Stated problem
Every entry below must appear again, exactly as written.
++++ Record excerpts ++++
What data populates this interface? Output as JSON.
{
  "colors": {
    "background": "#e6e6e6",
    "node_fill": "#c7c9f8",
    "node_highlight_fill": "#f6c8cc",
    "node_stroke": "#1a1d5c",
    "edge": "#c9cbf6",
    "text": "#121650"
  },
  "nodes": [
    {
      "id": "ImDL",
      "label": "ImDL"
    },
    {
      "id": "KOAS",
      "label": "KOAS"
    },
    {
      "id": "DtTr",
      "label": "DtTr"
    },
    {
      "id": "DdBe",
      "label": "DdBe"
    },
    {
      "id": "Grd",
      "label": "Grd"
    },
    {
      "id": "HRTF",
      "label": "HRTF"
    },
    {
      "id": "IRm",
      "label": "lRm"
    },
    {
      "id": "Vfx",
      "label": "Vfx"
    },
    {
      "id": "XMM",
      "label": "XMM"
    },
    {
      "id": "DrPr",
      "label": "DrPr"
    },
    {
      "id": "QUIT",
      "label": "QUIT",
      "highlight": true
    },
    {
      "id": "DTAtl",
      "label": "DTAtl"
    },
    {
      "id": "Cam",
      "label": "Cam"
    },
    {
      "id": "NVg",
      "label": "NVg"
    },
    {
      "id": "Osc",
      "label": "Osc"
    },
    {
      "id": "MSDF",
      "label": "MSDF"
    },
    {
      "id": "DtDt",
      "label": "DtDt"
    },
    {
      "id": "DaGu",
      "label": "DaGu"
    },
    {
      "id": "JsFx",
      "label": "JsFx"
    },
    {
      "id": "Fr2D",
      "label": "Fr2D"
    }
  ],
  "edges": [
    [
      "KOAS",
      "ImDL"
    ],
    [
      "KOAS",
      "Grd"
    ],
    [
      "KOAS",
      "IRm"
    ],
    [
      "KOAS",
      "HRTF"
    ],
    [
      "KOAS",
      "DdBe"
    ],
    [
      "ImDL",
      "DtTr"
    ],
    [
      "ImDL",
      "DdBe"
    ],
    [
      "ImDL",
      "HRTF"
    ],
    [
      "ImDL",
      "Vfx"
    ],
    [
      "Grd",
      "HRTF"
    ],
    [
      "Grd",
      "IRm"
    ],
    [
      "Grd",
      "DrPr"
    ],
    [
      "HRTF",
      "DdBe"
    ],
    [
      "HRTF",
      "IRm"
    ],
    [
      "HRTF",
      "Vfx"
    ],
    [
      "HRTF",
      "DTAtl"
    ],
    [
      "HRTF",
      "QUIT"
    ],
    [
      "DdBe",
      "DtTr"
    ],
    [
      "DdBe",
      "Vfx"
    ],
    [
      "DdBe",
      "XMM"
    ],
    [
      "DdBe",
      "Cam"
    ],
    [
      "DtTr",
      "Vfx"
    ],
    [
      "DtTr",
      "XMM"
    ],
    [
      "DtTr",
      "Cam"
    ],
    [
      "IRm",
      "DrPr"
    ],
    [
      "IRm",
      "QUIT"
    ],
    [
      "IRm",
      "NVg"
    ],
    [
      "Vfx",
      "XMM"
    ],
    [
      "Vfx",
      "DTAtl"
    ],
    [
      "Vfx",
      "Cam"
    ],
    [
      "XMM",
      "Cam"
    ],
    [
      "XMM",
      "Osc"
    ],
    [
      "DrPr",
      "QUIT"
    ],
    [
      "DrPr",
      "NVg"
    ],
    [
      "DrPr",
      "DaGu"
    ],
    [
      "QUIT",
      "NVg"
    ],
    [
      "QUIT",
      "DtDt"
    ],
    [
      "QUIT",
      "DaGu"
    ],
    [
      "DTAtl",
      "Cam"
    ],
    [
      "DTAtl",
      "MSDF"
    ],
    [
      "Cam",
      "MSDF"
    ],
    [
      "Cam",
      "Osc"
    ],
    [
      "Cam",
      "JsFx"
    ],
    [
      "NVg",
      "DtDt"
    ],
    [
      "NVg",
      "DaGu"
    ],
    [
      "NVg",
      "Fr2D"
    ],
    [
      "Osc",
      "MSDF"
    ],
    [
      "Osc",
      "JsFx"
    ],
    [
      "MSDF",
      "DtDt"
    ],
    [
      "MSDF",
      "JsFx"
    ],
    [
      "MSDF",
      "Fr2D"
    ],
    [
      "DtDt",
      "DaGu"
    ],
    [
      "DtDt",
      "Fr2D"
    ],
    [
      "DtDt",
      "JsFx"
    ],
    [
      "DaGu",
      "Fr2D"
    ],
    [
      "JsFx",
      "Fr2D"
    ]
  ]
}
++++
Reply to the task
What data populates this interface? Output as JSON.
{
  "colors": {
    "background": "#e6e6e6",
    "node_fill": "#c7c9f8",
    "node_highlight_fill": "#f6c8cc",
    "node_stroke": "#1a1d5c",
    "edge": "#c9cbf6",
    "text": "#121650"
  },
  "nodes": [
    {
      "id": "ImDL",
      "label": "ImDL"
    },
    {
      "id": "KOAS",
      "label": "KOAS"
    },
    {
      "id": "DtTr",
      "label": "DtTr"
    },
    {
      "id": "DdBe",
      "label": "DdBe"
    },
    {
      "id": "Grd",
      "label": "Grd"
    },
    {
      "id": "HRTF",
      "label": "HRTF"
    },
    {
      "id": "IRm",
      "label": "lRm"
    },
    {
      "id": "Vfx",
      "label": "Vfx"
    },
    {
      "id": "XMM",
      "label": "XMM"
    },
    {
      "id": "DrPr",
      "label": "DrPr"
    },
    {
      "id": "QUIT",
      "label": "QUIT",
      "highlight": true
    },
    {
      "id": "DTAtl",
      "label": "DTAtl"
    },
    {
      "id": "Cam",
      "label": "Cam"
    },
    {
      "id": "NVg",
      "label": "NVg"
    },
    {
      "id": "Osc",
      "label": "Osc"
    },
    {
      "id": "MSDF",
      "label": "MSDF"
    },
    {
      "id": "DtDt",
      "label": "DtDt"
    },
    {
      "id": "DaGu",
      "label": "DaGu"
    },
    {
      "id": "JsFx",
      "label": "JsFx"
    },
    {
      "id": "Fr2D",
      "label": "Fr2D"
    }
  ],
  "edges": [
    [
      "KOAS",
      "ImDL"
    ],
    [
      "KOAS",
      "Grd"
    ],
    [
      "KOAS",
      "IRm"
    ],
    [
      "KOAS",
      "HRTF"
    ],
    [
      "KOAS",
      "DdBe"
    ],
    [
      "ImDL",
      "DtTr"
    ],
    [
      "ImDL",
      "DdBe"
    ],
    [
      "ImDL",
      "HRTF"
    ],
    [
      "ImDL",
      "Vfx"
    ],
    [
      "Grd",
      "HRTF"
    ],
    [
      "Grd",
      "IRm"
    ],
    [
      "Grd",
      "DrPr"
    ],
    [
      "HRTF",
      "DdBe"
    ],
    [
      "HRTF",
      "IRm"
    ],
    [
      "HRTF",
      "Vfx"
    ],
    [
      "HRTF",
      "DTAtl"
    ],
    [
      "HRTF",
      "QUIT"
    ],
    [
      "DdBe",
      "DtTr"
    ],
    [
      "DdBe",
      "Vfx"
    ],
    [
      "DdBe",
      "XMM"
    ],
    [
      "DdBe",
      "Cam"
    ],
    [
      "DtTr",
      "Vfx"
    ],
    [
      "DtTr",
      "XMM"
    ],
    [
      "DtTr",
      "Cam"
    ],
    [
      "IRm",
      "DrPr"
    ],
    [
      "IRm",
      "QUIT"
    ],
    [
      "IRm",
      "NVg"
    ],
    [
      "Vfx",
      "XMM"
    ],
    [
      "Vfx",
      "DTAtl"
    ],
    [
      "Vfx",
      "Cam"
    ],
    [
      "XMM",
      "Cam"
    ],
    [
      "XMM",
      "Osc"
    ],
    [
      "DrPr",
      "QUIT"
    ],
    [
      "DrPr",
      "NVg"
    ],
    [
      "DrPr",
      "DaGu"
    ],
    [
      "QUIT",
      "NVg"
    ],
    [
      "QUIT",
      "DtDt"
    ],
    [
      "QUIT",
      "DaGu"
    ],
    [
      "DTAtl",
      "Cam"
    ],
    [
      "DTAtl",
      "MSDF"
    ],
    [
      "Cam",
      "MSDF"
    ],
    [
      "Cam",
      "Osc"
    ],
    [
      "Cam",
      "JsFx"
    ],
    [
      "NVg",
      "DtDt"
    ],
    [
      "NVg",
      "DaGu"
    ],
    [
      "NVg",
      "Fr2D"
    ],
    [
      "Osc",
      "MSDF"
    ],
    [
      "Osc",
      "JsFx"
    ],
    [
      "MSDF",
      "DtDt"
    ],
    [
      "MSDF",
      "JsFx"
    ],
    [
      "MSDF",
      "Fr2D"
    ],
    [
      "DtDt",
      "DaGu"
    ],
    [
      "DtDt",
      "Fr2D"
    ],
    [
      "DtDt",
      "JsFx"
    ],
    [
      "DaGu",
      "Fr2D"
    ],
    [
      "JsFx",
      "Fr2D"
    ]
  ]
}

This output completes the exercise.